-- START Dataset rows --
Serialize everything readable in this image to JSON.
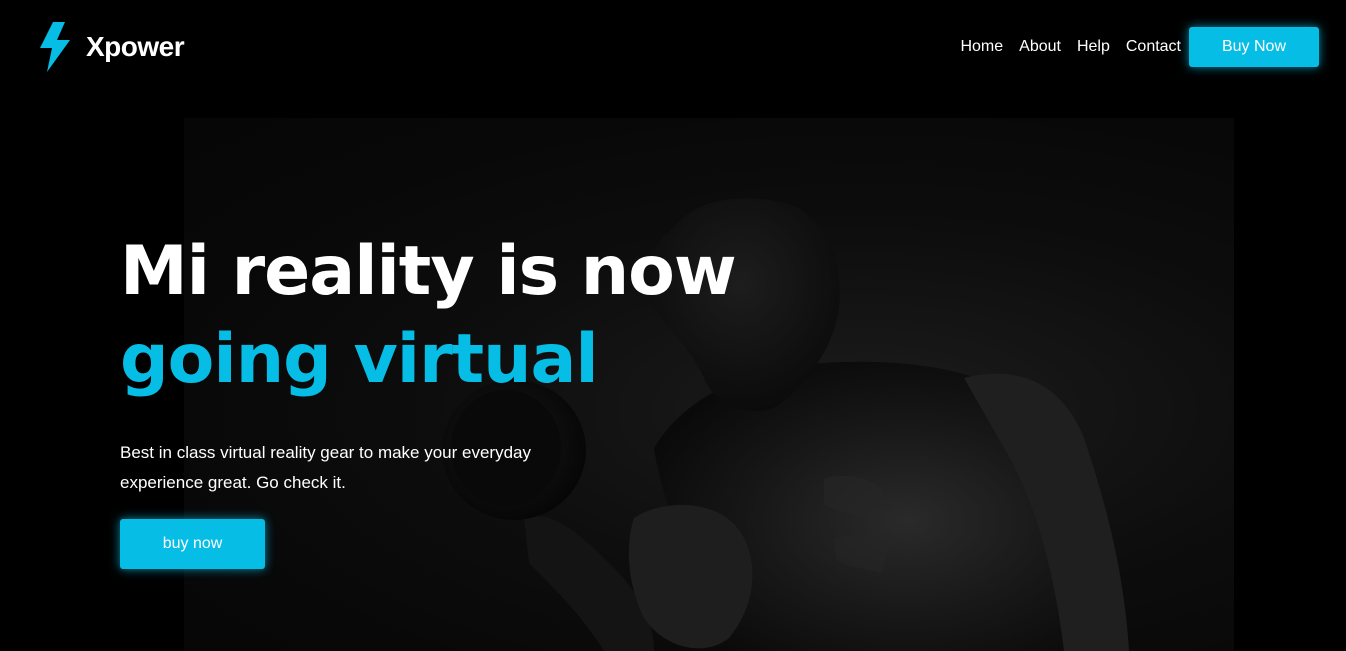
{
  "header": {
    "logo_text": "Xpower",
    "logo_icon": "lightning-bolt-icon",
    "nav": [
      {
        "label": "Home"
      },
      {
        "label": "About"
      },
      {
        "label": "Help"
      },
      {
        "label": "Contact"
      }
    ],
    "cta_label": "Buy Now"
  },
  "hero": {
    "title_line1": "Mi reality is now",
    "title_line2": "going virtual",
    "description": "Best in class virtual reality gear to make your everyday experience great. Go check it.",
    "cta_label": "buy now",
    "image_description_icon": "athlete-with-dumbbell-photo"
  },
  "colors": {
    "accent": "#06bde5",
    "background": "#000000",
    "text": "#ffffff"
  }
}
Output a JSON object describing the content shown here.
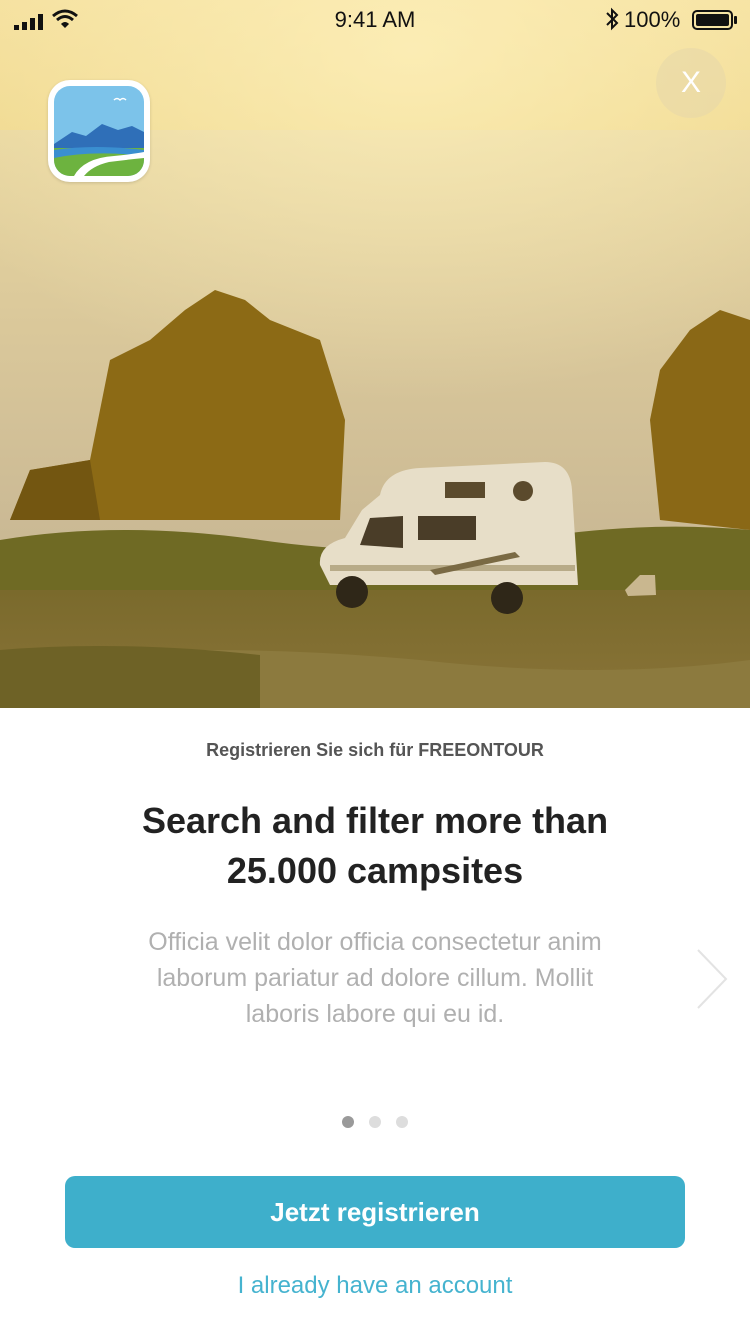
-- END Dataset rows --
- [Task directions] Transcribe the complete set of entries verbatim. No pictures belong in the copy.

- [Output for this task]
Serialize everything readable in this image to JSON.
{
  "header": {
    "logo_text": "Xpower",
    "logo_icon": "lightning-bolt-icon",
    "nav": [
      {
        "label": "Home"
      },
      {
        "label": "About"
      },
      {
        "label": "Help"
      },
      {
        "label": "Contact"
      }
    ],
    "cta_label": "Buy Now"
  },
  "hero": {
    "title_line1": "Mi reality is now",
    "title_line2": "going virtual",
    "description": "Best in class virtual reality gear to make your everyday experience great. Go check it.",
    "cta_label": "buy now",
    "image_description_icon": "athlete-with-dumbbell-photo"
  },
  "colors": {
    "accent": "#06bde5",
    "background": "#000000",
    "text": "#ffffff"
  }
}
Output a JSON object describing the content shown here.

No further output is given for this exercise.